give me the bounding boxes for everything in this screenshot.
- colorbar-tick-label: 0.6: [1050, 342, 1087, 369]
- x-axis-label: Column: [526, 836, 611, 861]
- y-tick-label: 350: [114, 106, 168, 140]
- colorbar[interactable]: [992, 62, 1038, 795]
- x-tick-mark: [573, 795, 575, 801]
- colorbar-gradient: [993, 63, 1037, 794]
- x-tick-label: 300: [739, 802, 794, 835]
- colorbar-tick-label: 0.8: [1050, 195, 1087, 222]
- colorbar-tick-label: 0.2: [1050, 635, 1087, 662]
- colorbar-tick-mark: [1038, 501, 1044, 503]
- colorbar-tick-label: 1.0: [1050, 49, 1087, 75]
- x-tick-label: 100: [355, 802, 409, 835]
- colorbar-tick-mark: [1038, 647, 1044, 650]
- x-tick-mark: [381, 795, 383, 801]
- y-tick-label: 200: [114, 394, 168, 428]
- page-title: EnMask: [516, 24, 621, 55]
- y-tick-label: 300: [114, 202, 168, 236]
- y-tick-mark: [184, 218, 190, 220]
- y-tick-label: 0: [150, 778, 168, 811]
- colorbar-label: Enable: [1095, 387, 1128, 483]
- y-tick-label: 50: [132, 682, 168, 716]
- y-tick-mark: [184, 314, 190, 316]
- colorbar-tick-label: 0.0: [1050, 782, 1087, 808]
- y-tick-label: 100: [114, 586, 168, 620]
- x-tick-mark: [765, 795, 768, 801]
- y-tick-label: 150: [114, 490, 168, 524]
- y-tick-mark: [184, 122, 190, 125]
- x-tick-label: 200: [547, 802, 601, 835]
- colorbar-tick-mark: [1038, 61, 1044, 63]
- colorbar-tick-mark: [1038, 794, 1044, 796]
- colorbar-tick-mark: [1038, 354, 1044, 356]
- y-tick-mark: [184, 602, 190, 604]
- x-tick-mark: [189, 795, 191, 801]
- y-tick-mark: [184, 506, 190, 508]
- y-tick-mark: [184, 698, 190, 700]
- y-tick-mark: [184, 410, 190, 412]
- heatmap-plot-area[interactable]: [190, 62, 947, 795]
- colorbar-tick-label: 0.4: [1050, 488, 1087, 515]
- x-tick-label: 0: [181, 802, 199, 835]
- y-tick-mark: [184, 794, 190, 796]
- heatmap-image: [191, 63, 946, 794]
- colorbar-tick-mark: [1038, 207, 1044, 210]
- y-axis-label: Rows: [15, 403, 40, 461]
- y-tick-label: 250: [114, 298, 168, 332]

+ + + + + + +

▶ _Given request_:
Which lines in the records above contain the string "axis", with case counting? Show each of those lines in full.

▶ _In response_:
- x-axis-label: Column: [526, 836, 611, 861]
- y-axis-label: Rows: [15, 403, 40, 461]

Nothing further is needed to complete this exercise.